Copy every item below word for word, leaving out the pictures.

[Start]

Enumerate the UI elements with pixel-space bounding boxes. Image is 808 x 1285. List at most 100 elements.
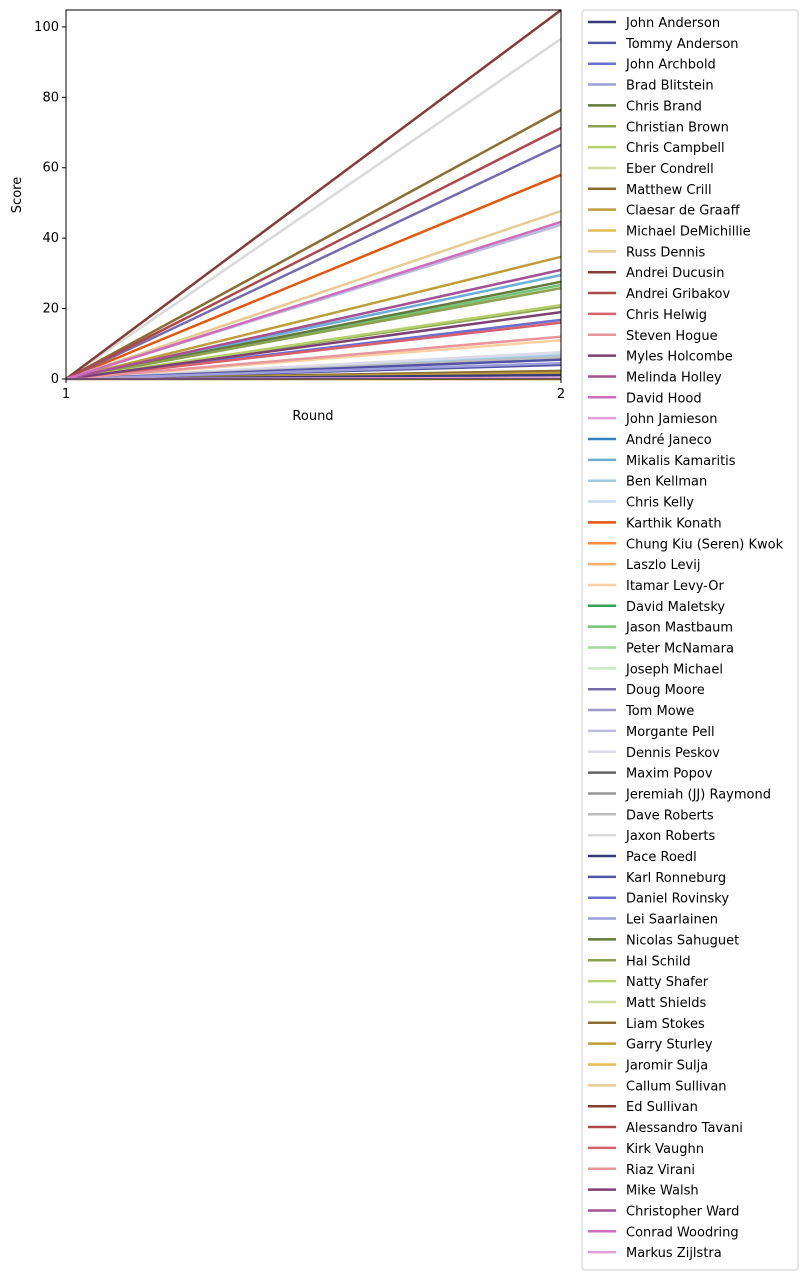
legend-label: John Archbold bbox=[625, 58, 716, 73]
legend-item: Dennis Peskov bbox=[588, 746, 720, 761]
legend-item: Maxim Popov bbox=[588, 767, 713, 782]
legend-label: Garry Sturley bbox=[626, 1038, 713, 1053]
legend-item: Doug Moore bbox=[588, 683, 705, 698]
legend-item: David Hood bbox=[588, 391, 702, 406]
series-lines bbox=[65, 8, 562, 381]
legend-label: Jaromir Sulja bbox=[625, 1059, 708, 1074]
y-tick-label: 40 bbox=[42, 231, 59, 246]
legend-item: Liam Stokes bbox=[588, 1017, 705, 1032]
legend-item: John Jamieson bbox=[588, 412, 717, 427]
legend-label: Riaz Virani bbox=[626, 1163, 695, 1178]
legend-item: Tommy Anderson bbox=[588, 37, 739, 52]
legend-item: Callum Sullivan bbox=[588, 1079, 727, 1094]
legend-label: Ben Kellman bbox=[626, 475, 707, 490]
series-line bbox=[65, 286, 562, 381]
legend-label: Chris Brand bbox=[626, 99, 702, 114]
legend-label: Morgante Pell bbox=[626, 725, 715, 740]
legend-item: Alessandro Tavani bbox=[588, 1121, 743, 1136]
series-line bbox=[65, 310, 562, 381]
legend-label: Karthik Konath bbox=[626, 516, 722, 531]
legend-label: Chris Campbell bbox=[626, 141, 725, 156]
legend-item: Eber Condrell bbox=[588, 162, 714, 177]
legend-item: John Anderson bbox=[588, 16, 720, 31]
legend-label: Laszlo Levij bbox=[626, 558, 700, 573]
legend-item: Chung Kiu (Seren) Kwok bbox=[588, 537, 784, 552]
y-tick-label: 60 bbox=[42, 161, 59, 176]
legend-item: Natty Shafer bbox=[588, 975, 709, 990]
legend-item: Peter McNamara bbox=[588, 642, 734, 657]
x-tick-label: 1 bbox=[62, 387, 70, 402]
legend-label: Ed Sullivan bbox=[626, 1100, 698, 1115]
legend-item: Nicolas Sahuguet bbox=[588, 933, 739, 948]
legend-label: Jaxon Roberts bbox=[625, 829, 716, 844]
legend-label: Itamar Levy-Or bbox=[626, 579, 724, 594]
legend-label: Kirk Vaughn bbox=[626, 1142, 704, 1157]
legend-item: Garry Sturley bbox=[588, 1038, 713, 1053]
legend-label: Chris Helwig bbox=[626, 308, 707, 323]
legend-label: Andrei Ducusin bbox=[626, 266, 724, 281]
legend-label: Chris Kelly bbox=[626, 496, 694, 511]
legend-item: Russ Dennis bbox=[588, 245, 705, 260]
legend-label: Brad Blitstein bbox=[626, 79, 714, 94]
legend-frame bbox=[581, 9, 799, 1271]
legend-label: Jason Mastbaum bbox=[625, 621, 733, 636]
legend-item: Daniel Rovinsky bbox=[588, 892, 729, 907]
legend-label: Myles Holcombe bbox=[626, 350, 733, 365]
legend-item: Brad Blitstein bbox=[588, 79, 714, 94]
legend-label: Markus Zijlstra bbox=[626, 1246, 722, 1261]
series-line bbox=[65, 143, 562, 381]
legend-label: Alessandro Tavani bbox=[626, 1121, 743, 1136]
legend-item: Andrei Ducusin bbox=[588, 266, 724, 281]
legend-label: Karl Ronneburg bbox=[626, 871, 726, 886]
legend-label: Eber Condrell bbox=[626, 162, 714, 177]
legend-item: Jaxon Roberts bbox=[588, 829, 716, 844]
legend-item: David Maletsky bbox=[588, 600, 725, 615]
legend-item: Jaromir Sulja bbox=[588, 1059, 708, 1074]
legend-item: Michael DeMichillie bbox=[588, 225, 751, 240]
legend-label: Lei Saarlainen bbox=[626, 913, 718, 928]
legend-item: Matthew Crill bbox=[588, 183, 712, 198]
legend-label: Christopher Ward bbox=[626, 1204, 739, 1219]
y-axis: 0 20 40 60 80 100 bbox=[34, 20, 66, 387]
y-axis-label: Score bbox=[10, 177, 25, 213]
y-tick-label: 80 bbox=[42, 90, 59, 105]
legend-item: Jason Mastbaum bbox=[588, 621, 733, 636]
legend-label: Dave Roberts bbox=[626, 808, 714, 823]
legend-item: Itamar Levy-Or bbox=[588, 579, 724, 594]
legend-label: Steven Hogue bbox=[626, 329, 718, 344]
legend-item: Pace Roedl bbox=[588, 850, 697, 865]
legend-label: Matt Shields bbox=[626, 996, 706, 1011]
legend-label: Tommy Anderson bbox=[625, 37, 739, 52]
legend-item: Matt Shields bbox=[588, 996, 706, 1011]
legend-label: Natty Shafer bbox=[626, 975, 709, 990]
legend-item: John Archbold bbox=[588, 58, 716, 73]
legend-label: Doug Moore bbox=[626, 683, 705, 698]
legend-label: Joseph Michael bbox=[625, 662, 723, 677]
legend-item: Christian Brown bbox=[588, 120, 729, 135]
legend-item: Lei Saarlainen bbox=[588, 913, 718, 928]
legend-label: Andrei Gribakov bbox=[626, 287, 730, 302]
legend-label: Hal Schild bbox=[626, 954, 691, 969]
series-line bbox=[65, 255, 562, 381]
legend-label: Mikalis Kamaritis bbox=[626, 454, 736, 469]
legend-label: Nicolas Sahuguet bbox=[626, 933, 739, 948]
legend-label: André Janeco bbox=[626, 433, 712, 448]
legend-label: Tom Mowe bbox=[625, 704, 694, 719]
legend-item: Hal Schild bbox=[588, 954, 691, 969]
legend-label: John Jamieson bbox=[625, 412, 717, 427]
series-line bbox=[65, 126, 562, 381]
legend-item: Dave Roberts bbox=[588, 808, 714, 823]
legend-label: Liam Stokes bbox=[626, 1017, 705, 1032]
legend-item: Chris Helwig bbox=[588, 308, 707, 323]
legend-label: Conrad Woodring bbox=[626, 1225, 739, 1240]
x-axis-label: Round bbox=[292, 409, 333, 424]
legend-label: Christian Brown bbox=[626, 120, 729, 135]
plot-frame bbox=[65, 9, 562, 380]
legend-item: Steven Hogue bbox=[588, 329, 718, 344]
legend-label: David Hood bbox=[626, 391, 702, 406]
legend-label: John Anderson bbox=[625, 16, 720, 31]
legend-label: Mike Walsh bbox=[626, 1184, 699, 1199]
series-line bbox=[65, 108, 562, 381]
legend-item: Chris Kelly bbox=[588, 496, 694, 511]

[End]

[Response to this exercise]:
Enumerate the UI elements with pixel-space bounding boxes. Image is 808 x 1285. List at most 100 elements.
legend-label: John Archbold bbox=[625, 58, 716, 73]
legend-item: Dennis Peskov bbox=[588, 746, 720, 761]
legend-item: Maxim Popov bbox=[588, 767, 713, 782]
legend-label: Garry Sturley bbox=[626, 1038, 713, 1053]
legend-item: Doug Moore bbox=[588, 683, 705, 698]
legend-item: David Hood bbox=[588, 391, 702, 406]
series-lines bbox=[65, 8, 562, 381]
legend-label: Jaromir Sulja bbox=[625, 1059, 708, 1074]
y-tick-label: 40 bbox=[42, 231, 59, 246]
legend-item: Liam Stokes bbox=[588, 1017, 705, 1032]
legend-item: John Jamieson bbox=[588, 412, 717, 427]
legend-label: Riaz Virani bbox=[626, 1163, 695, 1178]
legend-item: Tommy Anderson bbox=[588, 37, 739, 52]
legend-item: Callum Sullivan bbox=[588, 1079, 727, 1094]
legend-label: Ben Kellman bbox=[626, 475, 707, 490]
series-line bbox=[65, 286, 562, 381]
legend-label: Chris Brand bbox=[626, 99, 702, 114]
legend-label: Morgante Pell bbox=[626, 725, 715, 740]
legend-item: Alessandro Tavani bbox=[588, 1121, 743, 1136]
series-line bbox=[65, 310, 562, 381]
legend-label: Karthik Konath bbox=[626, 516, 722, 531]
legend-label: Chris Campbell bbox=[626, 141, 725, 156]
legend-item: Eber Condrell bbox=[588, 162, 714, 177]
legend-item: John Anderson bbox=[588, 16, 720, 31]
legend-label: Laszlo Levij bbox=[626, 558, 700, 573]
legend-item: Chung Kiu (Seren) Kwok bbox=[588, 537, 784, 552]
y-tick-label: 60 bbox=[42, 161, 59, 176]
legend-item: Natty Shafer bbox=[588, 975, 709, 990]
legend-item: Peter McNamara bbox=[588, 642, 734, 657]
x-tick-label: 1 bbox=[62, 387, 70, 402]
legend-label: Ed Sullivan bbox=[626, 1100, 698, 1115]
legend-item: Nicolas Sahuguet bbox=[588, 933, 739, 948]
legend-label: Jaxon Roberts bbox=[625, 829, 716, 844]
legend-label: Itamar Levy-Or bbox=[626, 579, 724, 594]
legend-label: Kirk Vaughn bbox=[626, 1142, 704, 1157]
legend-item: Garry Sturley bbox=[588, 1038, 713, 1053]
legend-label: Chris Helwig bbox=[626, 308, 707, 323]
legend-label: Andrei Ducusin bbox=[626, 266, 724, 281]
legend-label: Chris Kelly bbox=[626, 496, 694, 511]
legend-item: Russ Dennis bbox=[588, 245, 705, 260]
legend-label: Brad Blitstein bbox=[626, 79, 714, 94]
legend-frame bbox=[581, 9, 799, 1271]
legend-label: Jason Mastbaum bbox=[625, 621, 733, 636]
legend-item: Daniel Rovinsky bbox=[588, 892, 729, 907]
legend-label: Myles Holcombe bbox=[626, 350, 733, 365]
legend-item: Brad Blitstein bbox=[588, 79, 714, 94]
legend-label: Markus Zijlstra bbox=[626, 1246, 722, 1261]
series-line bbox=[65, 143, 562, 381]
legend-label: Alessandro Tavani bbox=[626, 1121, 743, 1136]
legend-item: Andrei Ducusin bbox=[588, 266, 724, 281]
legend-label: Karl Ronneburg bbox=[626, 871, 726, 886]
legend-label: Eber Condrell bbox=[626, 162, 714, 177]
legend-item: Jaxon Roberts bbox=[588, 829, 716, 844]
legend-item: David Maletsky bbox=[588, 600, 725, 615]
legend-item: Jaromir Sulja bbox=[588, 1059, 708, 1074]
legend-item: Michael DeMichillie bbox=[588, 225, 751, 240]
legend-label: Lei Saarlainen bbox=[626, 913, 718, 928]
legend-item: Matthew Crill bbox=[588, 183, 712, 198]
legend-label: Christopher Ward bbox=[626, 1204, 739, 1219]
y-axis: 0 20 40 60 80 100 bbox=[34, 20, 66, 387]
y-axis-label: Score bbox=[10, 177, 25, 213]
y-tick-label: 80 bbox=[42, 90, 59, 105]
legend-item: Jason Mastbaum bbox=[588, 621, 733, 636]
legend-label: Dave Roberts bbox=[626, 808, 714, 823]
legend-item: Itamar Levy-Or bbox=[588, 579, 724, 594]
legend-label: Steven Hogue bbox=[626, 329, 718, 344]
legend-item: Pace Roedl bbox=[588, 850, 697, 865]
legend-label: Matt Shields bbox=[626, 996, 706, 1011]
legend-label: Tommy Anderson bbox=[625, 37, 739, 52]
legend-item: Matt Shields bbox=[588, 996, 706, 1011]
legend-label: Natty Shafer bbox=[626, 975, 709, 990]
legend-item: John Archbold bbox=[588, 58, 716, 73]
legend-label: Doug Moore bbox=[626, 683, 705, 698]
legend-label: Joseph Michael bbox=[625, 662, 723, 677]
legend-item: Christian Brown bbox=[588, 120, 729, 135]
legend-item: Lei Saarlainen bbox=[588, 913, 718, 928]
legend-label: Andrei Gribakov bbox=[626, 287, 730, 302]
legend-label: Hal Schild bbox=[626, 954, 691, 969]
series-line bbox=[65, 255, 562, 381]
legend-label: Mikalis Kamaritis bbox=[626, 454, 736, 469]
legend-label: Nicolas Sahuguet bbox=[626, 933, 739, 948]
legend-label: André Janeco bbox=[626, 433, 712, 448]
legend-label: Tom Mowe bbox=[625, 704, 694, 719]
legend-item: Hal Schild bbox=[588, 954, 691, 969]
legend-label: John Jamieson bbox=[625, 412, 717, 427]
series-line bbox=[65, 126, 562, 381]
legend-item: Dave Roberts bbox=[588, 808, 714, 823]
legend-label: Liam Stokes bbox=[626, 1017, 705, 1032]
legend-item: Chris Helwig bbox=[588, 308, 707, 323]
legend-label: Conrad Woodring bbox=[626, 1225, 739, 1240]
x-axis-label: Round bbox=[292, 409, 333, 424]
legend-label: Christian Brown bbox=[626, 120, 729, 135]
plot-frame bbox=[65, 9, 562, 380]
legend-item: Steven Hogue bbox=[588, 329, 718, 344]
legend-label: David Hood bbox=[626, 391, 702, 406]
legend-label: John Anderson bbox=[625, 16, 720, 31]
legend-label: Mike Walsh bbox=[626, 1184, 699, 1199]
series-line bbox=[65, 108, 562, 381]
legend-item: Chris Kelly bbox=[588, 496, 694, 511]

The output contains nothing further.